■ LISTED ENTRIES
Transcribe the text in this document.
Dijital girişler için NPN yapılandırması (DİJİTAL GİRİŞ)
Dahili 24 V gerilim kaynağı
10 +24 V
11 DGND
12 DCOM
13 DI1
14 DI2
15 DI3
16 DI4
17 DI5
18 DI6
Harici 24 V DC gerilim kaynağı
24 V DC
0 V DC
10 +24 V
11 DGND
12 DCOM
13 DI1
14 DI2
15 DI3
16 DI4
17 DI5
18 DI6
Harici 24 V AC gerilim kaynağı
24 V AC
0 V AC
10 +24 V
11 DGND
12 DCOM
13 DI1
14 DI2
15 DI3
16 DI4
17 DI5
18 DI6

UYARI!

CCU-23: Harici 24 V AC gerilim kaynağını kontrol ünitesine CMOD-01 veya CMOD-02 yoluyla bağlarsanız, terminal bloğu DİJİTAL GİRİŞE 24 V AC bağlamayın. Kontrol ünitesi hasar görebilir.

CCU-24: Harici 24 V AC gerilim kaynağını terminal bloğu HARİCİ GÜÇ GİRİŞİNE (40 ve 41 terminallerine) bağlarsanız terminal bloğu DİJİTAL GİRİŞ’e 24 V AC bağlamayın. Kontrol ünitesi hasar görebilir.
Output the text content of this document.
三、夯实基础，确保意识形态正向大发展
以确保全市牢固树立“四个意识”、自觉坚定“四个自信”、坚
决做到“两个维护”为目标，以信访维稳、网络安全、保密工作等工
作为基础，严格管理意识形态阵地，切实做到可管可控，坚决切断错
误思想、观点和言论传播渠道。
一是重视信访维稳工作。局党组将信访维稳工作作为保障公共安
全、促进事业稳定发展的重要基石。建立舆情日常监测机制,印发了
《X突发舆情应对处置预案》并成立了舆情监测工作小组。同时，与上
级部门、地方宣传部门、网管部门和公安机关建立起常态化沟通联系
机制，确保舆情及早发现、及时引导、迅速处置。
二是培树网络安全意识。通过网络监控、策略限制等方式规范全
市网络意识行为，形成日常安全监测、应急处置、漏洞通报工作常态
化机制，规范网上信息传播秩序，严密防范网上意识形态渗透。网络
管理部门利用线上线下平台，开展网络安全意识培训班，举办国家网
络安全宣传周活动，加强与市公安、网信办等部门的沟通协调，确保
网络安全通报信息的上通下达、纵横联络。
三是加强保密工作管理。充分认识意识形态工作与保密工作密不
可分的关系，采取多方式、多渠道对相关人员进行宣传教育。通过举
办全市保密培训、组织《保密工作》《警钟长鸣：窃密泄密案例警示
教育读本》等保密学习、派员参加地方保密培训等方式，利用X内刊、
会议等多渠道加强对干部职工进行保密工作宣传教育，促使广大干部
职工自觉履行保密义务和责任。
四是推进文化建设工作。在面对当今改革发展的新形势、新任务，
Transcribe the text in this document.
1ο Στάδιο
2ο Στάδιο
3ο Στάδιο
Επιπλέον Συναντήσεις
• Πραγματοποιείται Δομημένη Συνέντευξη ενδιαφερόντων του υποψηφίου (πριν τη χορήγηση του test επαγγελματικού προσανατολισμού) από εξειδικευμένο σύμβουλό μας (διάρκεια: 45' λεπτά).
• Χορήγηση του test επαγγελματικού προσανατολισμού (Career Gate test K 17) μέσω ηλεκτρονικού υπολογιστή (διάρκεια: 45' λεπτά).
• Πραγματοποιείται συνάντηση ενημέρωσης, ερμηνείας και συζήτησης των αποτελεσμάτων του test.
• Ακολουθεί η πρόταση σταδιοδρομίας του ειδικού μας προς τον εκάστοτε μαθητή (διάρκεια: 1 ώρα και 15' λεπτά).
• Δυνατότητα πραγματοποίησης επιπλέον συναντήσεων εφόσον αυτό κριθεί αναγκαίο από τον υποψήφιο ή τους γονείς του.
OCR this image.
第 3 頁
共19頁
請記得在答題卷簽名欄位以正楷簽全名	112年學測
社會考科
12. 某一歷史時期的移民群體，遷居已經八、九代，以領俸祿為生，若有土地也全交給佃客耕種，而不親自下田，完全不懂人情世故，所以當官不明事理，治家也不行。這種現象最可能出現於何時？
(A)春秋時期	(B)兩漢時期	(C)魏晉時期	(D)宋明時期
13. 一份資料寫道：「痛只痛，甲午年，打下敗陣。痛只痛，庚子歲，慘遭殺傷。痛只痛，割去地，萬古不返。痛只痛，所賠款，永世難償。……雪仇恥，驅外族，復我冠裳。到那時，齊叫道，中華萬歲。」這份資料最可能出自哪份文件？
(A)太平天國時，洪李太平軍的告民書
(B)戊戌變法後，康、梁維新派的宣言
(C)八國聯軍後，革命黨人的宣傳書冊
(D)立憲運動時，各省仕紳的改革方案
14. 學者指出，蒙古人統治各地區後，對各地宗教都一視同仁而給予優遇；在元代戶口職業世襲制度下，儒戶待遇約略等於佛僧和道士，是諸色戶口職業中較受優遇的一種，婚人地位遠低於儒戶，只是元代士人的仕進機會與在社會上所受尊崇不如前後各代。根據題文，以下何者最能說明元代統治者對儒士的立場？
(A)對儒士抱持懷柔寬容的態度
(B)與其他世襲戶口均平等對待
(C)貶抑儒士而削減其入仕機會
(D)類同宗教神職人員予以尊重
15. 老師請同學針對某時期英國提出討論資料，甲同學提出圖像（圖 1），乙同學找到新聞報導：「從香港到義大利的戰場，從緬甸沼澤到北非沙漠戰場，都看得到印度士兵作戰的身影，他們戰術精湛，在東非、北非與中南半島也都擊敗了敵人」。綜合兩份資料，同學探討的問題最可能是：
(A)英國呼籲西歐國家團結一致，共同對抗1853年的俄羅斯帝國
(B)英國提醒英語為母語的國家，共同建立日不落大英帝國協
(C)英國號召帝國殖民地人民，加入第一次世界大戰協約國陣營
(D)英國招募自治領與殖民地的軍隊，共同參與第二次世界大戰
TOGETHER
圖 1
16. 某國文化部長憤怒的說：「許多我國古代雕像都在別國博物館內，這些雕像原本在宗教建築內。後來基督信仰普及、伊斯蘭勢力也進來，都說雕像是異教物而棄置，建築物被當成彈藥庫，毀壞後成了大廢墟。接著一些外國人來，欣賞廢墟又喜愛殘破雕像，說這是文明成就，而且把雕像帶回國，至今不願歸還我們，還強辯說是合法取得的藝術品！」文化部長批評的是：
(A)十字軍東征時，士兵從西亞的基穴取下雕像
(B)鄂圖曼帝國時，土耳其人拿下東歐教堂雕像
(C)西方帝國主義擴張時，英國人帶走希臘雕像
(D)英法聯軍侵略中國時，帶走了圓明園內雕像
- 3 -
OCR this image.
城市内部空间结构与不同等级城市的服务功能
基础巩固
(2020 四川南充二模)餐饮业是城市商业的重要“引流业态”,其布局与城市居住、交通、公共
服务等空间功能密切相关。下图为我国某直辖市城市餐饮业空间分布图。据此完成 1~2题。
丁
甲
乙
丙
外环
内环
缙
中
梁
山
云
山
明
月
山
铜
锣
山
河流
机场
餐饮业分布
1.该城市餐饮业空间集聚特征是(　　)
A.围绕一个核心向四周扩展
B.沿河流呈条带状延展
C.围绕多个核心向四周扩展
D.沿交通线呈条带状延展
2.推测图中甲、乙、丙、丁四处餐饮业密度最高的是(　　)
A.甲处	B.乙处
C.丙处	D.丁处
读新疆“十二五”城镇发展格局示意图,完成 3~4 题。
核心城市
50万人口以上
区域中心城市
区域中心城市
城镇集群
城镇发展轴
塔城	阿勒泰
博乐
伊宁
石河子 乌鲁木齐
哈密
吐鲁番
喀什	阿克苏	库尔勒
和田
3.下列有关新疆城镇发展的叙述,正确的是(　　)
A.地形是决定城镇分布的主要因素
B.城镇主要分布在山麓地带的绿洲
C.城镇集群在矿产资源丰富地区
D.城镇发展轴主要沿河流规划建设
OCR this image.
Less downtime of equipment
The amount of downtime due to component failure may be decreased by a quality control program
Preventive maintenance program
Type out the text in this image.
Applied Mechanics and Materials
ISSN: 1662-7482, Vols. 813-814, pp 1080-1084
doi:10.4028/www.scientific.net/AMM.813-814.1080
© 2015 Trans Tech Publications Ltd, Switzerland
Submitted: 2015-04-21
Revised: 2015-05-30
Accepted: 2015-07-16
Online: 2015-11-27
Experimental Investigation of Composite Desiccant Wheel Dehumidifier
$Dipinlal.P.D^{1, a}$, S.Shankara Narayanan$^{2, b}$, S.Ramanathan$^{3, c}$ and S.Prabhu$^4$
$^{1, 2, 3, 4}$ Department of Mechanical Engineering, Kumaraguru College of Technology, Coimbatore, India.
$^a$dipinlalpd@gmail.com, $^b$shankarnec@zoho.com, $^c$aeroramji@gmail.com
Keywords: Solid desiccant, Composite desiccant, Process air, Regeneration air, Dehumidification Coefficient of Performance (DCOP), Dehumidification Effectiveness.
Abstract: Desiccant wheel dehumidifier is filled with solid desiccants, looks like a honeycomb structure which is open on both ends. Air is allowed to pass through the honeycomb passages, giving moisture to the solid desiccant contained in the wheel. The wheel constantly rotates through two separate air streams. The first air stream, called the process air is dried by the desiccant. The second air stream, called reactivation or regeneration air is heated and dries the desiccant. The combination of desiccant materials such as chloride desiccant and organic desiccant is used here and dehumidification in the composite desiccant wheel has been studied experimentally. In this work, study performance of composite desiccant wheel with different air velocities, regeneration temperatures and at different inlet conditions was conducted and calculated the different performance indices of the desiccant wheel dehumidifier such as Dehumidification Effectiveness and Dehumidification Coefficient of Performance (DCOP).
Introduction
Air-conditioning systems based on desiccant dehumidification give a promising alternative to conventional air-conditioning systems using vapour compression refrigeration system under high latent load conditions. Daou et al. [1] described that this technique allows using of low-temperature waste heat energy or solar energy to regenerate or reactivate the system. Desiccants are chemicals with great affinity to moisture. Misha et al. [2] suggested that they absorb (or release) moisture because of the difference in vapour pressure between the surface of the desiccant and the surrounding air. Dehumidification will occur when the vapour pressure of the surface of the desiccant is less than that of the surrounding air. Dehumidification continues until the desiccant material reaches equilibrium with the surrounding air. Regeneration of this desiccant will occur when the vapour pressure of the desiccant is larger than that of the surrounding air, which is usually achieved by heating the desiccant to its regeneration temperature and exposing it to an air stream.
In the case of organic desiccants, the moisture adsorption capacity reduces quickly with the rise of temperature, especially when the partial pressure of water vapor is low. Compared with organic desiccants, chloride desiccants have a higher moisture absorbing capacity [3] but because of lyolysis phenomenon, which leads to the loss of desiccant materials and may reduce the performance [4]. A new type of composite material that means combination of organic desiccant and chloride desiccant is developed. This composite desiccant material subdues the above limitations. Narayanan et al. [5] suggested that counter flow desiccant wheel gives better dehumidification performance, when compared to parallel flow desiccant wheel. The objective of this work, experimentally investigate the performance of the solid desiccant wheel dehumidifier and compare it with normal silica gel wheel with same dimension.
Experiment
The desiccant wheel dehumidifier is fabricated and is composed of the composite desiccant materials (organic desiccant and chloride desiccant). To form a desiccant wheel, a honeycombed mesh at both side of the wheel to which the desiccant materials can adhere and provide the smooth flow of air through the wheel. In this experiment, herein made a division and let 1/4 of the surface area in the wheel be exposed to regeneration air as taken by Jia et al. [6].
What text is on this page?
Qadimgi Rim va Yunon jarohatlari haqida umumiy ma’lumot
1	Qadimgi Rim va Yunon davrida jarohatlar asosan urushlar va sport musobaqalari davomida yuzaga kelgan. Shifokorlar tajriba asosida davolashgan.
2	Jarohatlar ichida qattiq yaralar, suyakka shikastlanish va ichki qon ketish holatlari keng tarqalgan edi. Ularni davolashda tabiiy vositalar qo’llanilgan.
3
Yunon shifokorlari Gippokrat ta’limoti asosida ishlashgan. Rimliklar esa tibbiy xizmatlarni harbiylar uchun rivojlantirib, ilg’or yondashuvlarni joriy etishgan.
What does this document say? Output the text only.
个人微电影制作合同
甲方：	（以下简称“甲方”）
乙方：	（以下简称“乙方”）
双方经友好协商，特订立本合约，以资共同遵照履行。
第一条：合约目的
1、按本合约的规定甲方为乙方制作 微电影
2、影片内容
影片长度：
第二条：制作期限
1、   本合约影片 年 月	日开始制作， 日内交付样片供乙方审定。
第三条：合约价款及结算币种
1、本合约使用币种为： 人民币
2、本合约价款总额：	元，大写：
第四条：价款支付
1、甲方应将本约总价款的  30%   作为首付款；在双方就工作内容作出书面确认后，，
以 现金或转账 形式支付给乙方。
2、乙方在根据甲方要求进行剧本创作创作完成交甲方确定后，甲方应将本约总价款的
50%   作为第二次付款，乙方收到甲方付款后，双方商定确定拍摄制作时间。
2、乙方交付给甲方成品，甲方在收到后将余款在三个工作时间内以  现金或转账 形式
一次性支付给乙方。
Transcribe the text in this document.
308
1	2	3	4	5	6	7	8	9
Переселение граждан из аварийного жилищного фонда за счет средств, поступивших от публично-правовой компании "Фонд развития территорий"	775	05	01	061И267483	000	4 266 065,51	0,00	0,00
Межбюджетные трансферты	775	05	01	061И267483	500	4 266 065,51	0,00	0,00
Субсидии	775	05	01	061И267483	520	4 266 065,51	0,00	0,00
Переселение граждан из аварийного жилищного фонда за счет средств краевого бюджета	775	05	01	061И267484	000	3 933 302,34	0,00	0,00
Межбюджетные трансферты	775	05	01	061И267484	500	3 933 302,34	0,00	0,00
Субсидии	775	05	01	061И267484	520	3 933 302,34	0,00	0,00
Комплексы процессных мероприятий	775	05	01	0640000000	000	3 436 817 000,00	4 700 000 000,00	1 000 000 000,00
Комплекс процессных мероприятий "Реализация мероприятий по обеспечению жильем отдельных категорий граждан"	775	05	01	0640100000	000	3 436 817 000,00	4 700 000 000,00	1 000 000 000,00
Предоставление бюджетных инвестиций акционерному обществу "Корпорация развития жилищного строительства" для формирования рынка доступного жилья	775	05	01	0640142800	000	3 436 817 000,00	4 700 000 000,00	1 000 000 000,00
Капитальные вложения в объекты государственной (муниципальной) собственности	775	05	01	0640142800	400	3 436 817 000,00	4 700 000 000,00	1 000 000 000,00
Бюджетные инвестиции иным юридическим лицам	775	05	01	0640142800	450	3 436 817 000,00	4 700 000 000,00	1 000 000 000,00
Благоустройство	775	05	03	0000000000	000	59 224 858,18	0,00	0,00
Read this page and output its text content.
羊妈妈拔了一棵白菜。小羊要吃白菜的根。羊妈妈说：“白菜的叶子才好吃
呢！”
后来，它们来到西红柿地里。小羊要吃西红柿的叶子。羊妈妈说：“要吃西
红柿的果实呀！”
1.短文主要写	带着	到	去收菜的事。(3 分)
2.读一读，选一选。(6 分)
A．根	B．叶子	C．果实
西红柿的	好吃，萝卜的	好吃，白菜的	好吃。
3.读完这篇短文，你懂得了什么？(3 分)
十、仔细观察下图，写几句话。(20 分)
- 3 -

■ GOAL OF THE EXERCISE
From the listing above, copy out each line where the word "现金或转账" appears.

■ WRITTEN RESPONSE
以 现金或转账 形式支付给乙方。
2、乙方交付给甲方成品，甲方在收到后将余款在三个工作时间内以  现金或转账 形式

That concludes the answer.